Search the data for the string "name" and extract every line where it appears.
--- start of Data rows ---
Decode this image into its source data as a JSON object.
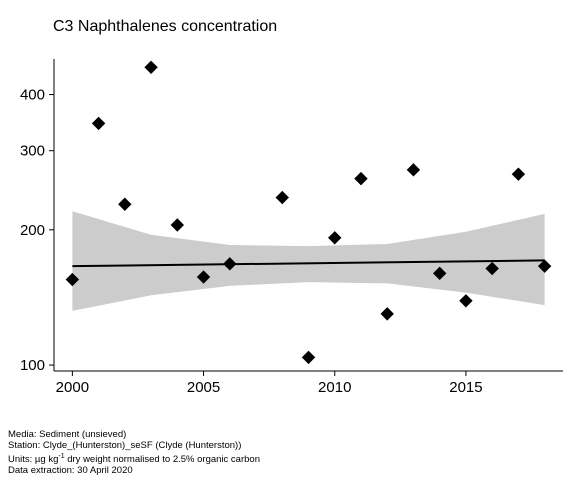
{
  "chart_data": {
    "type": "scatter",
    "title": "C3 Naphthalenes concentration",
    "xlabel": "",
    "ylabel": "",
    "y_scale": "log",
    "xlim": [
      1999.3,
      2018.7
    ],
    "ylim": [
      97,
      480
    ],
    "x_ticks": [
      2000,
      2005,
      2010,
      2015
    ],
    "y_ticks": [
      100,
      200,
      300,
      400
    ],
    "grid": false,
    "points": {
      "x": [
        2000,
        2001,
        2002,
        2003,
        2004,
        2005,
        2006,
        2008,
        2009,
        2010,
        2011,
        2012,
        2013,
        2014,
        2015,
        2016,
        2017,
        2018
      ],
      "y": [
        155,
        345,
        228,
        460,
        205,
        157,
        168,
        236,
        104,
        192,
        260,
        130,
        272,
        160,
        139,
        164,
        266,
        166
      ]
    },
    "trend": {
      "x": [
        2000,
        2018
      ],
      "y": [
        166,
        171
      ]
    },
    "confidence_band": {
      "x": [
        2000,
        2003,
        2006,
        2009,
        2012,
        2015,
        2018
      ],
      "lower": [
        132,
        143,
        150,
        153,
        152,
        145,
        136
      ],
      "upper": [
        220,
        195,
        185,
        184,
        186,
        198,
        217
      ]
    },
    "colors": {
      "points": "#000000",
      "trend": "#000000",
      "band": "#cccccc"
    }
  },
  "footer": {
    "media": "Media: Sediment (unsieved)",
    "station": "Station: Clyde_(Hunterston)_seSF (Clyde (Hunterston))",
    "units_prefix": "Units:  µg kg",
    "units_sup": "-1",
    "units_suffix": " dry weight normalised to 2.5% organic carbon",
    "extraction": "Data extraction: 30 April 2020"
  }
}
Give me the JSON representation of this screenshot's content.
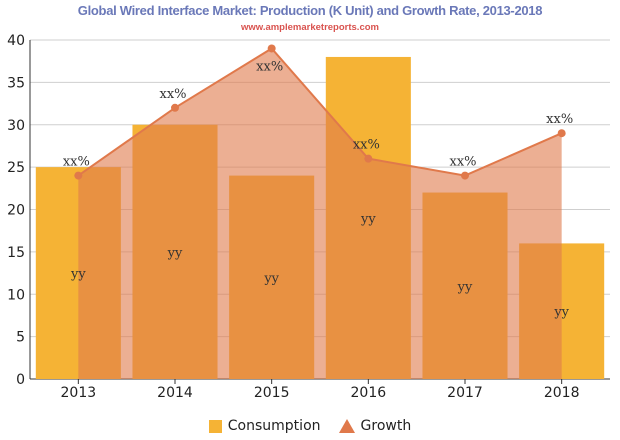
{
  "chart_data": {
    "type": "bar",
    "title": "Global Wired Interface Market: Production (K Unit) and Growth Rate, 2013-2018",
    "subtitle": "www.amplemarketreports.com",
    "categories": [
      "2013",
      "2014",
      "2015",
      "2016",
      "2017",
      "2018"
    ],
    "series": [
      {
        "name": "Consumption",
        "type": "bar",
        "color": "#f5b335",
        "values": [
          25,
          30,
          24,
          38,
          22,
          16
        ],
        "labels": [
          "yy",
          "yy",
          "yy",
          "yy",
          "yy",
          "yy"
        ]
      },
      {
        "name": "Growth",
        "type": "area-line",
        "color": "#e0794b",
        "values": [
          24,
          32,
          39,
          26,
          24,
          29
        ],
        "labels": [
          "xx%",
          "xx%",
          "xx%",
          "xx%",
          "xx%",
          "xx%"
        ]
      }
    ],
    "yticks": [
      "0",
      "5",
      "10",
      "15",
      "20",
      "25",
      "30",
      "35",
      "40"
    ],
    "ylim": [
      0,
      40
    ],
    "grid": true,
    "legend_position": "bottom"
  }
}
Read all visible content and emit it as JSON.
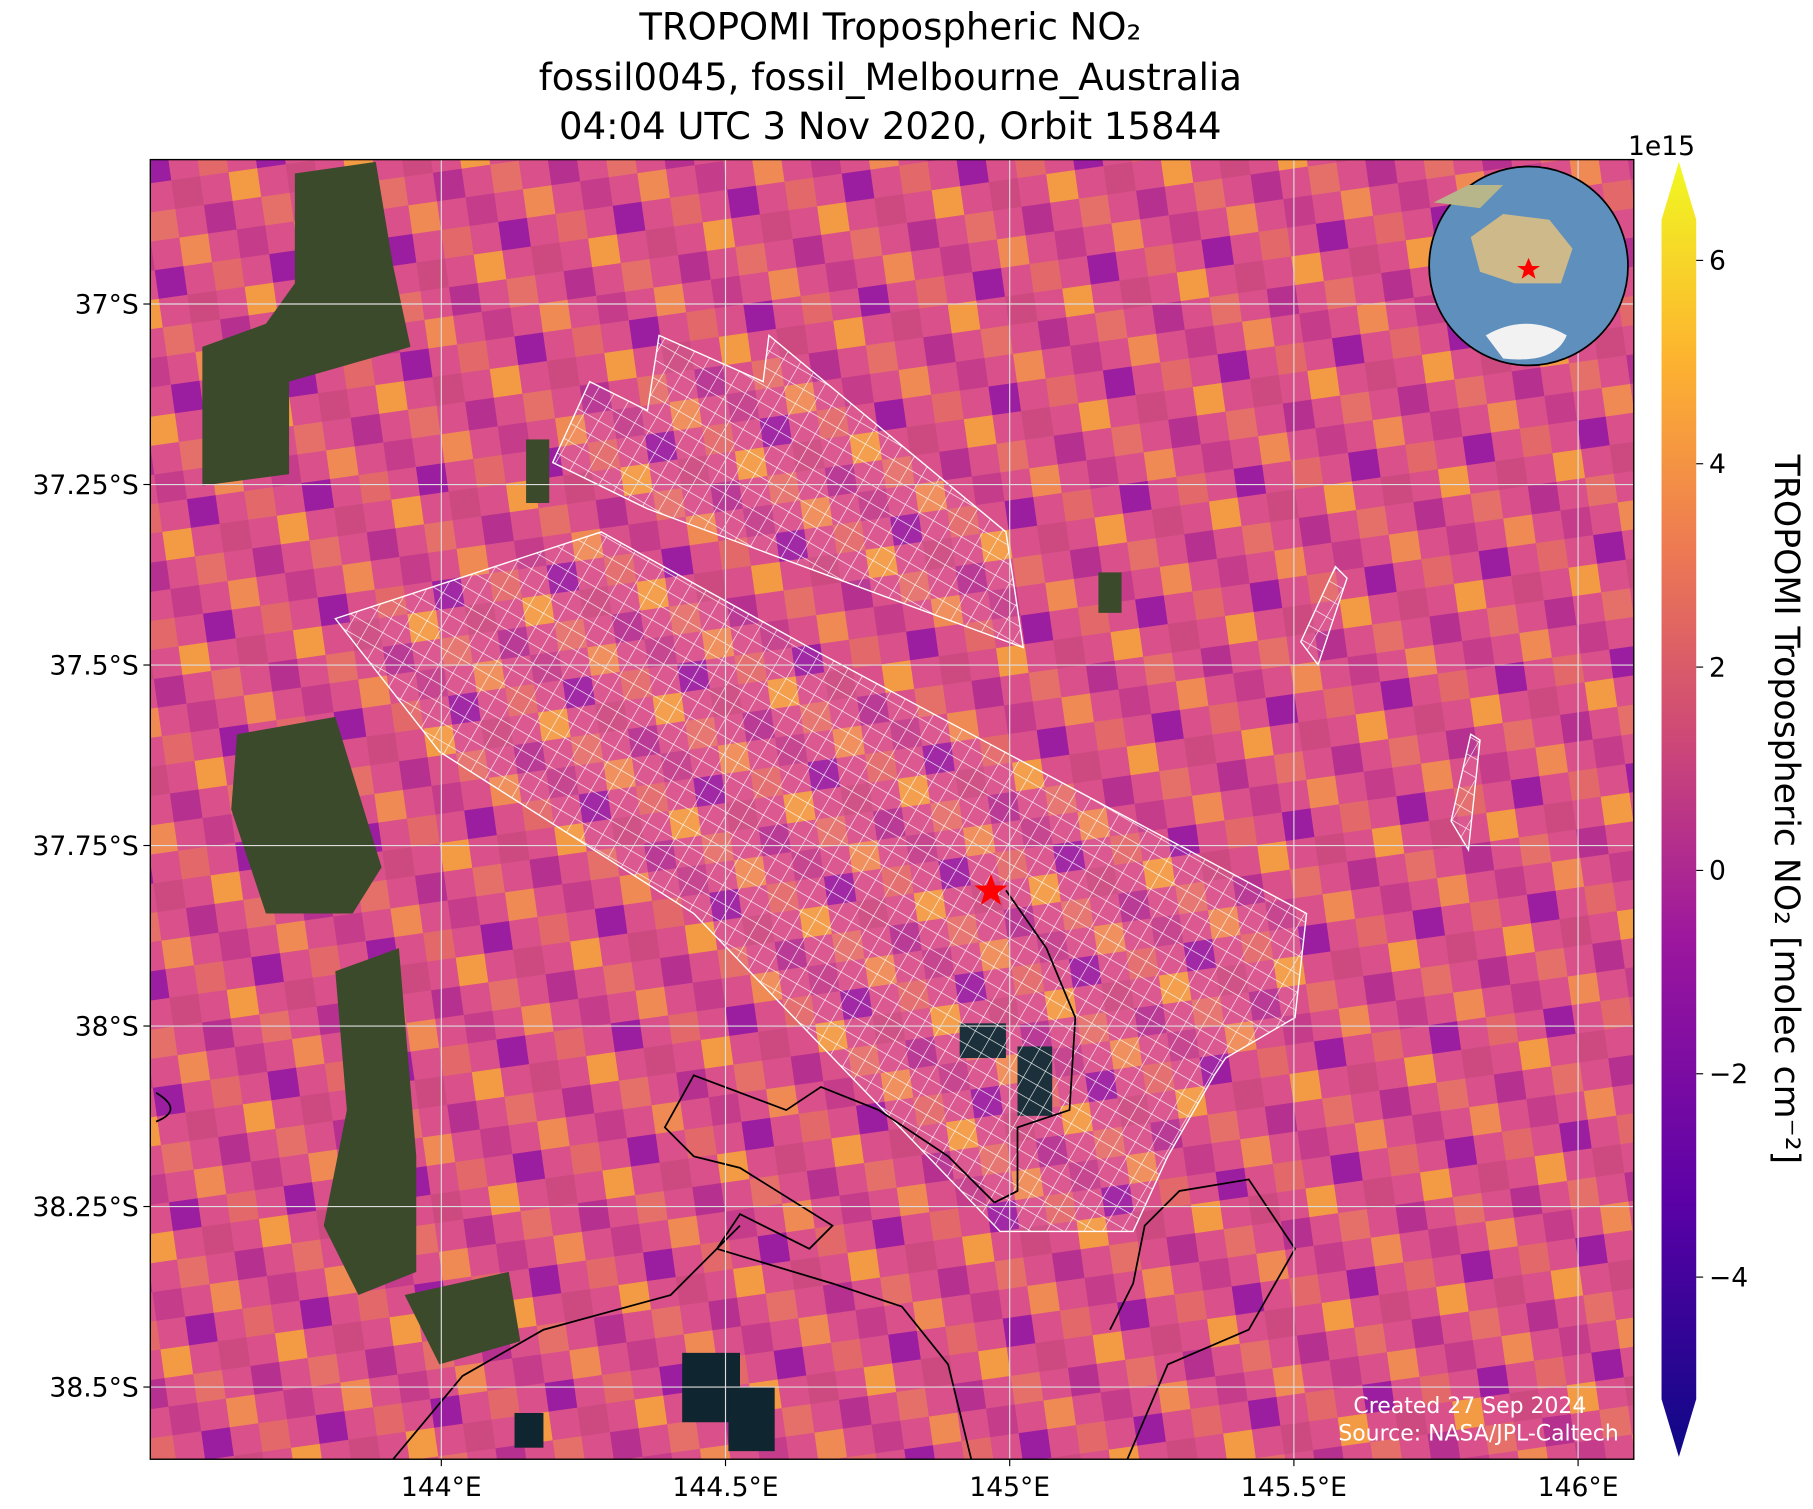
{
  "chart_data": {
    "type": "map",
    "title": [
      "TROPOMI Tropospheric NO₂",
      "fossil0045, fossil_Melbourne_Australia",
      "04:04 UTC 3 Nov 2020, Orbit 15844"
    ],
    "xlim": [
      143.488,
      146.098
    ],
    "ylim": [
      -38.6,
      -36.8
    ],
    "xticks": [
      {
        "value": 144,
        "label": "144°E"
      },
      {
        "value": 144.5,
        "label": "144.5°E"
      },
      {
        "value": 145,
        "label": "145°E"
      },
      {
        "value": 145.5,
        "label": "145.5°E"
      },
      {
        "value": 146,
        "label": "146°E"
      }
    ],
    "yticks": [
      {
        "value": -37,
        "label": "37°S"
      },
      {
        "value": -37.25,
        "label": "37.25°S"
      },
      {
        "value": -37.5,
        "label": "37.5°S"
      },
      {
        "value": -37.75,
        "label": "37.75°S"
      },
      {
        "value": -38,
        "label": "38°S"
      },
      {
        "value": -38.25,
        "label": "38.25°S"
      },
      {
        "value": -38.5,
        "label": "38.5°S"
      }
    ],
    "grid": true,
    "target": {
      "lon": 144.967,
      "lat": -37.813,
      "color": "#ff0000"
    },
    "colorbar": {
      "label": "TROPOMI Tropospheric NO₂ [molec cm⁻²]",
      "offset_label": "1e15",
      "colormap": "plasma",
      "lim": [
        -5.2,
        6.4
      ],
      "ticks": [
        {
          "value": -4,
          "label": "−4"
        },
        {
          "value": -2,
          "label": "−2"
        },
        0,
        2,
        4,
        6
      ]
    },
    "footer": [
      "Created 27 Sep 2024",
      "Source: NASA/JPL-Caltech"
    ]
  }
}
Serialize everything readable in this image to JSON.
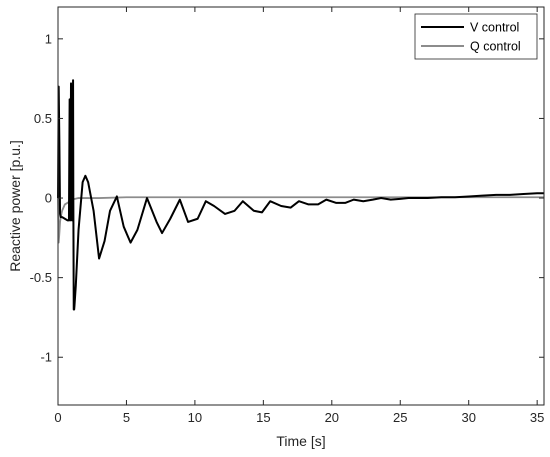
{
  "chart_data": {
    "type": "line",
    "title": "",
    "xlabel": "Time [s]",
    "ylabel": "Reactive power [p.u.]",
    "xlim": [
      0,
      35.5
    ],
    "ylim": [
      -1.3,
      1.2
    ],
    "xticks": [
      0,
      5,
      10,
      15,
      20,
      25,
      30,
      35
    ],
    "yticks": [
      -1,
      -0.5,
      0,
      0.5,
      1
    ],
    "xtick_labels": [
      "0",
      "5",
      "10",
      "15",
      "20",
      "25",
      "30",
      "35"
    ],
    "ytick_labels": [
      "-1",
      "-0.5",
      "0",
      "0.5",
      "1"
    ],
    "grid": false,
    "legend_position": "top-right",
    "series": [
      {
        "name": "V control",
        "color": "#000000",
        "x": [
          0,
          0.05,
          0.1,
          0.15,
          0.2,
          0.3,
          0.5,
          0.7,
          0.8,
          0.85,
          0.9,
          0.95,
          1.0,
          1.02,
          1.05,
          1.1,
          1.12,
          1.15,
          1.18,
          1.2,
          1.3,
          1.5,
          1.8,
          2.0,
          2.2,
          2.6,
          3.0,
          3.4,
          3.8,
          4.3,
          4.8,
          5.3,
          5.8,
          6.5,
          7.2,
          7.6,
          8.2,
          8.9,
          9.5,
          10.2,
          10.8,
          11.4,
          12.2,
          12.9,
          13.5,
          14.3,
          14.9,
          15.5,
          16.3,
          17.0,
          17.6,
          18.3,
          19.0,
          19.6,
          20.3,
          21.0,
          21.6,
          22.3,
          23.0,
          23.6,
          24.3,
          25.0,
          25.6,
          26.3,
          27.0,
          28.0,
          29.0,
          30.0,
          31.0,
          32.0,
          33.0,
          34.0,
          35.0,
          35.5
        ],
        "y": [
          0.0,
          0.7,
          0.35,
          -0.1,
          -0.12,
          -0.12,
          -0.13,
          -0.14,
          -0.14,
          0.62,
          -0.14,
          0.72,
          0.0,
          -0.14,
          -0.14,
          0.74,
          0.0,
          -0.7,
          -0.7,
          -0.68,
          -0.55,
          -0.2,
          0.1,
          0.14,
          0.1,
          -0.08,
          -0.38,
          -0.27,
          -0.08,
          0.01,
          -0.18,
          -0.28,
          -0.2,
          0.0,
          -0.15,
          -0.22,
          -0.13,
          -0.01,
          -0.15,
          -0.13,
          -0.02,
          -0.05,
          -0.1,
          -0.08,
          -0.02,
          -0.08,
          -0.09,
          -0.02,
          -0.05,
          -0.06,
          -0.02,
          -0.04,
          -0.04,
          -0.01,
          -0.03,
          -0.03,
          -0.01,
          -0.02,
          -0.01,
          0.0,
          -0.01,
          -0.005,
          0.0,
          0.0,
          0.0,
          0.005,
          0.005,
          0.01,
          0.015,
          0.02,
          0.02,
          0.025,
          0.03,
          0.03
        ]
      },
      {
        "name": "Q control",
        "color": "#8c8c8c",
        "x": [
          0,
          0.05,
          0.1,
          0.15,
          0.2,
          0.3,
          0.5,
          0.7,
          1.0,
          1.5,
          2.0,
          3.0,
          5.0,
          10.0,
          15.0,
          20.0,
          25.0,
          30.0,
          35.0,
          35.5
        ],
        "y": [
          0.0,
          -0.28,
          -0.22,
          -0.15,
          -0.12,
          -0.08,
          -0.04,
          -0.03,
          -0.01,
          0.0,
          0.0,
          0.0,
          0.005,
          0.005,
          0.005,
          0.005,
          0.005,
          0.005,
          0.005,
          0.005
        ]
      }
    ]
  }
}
--- end of Data rows ---
*Completed exercise*:
        "name": "Consumption",
        "name": "Growth",
        "name": "V control",
        "name": "Q control",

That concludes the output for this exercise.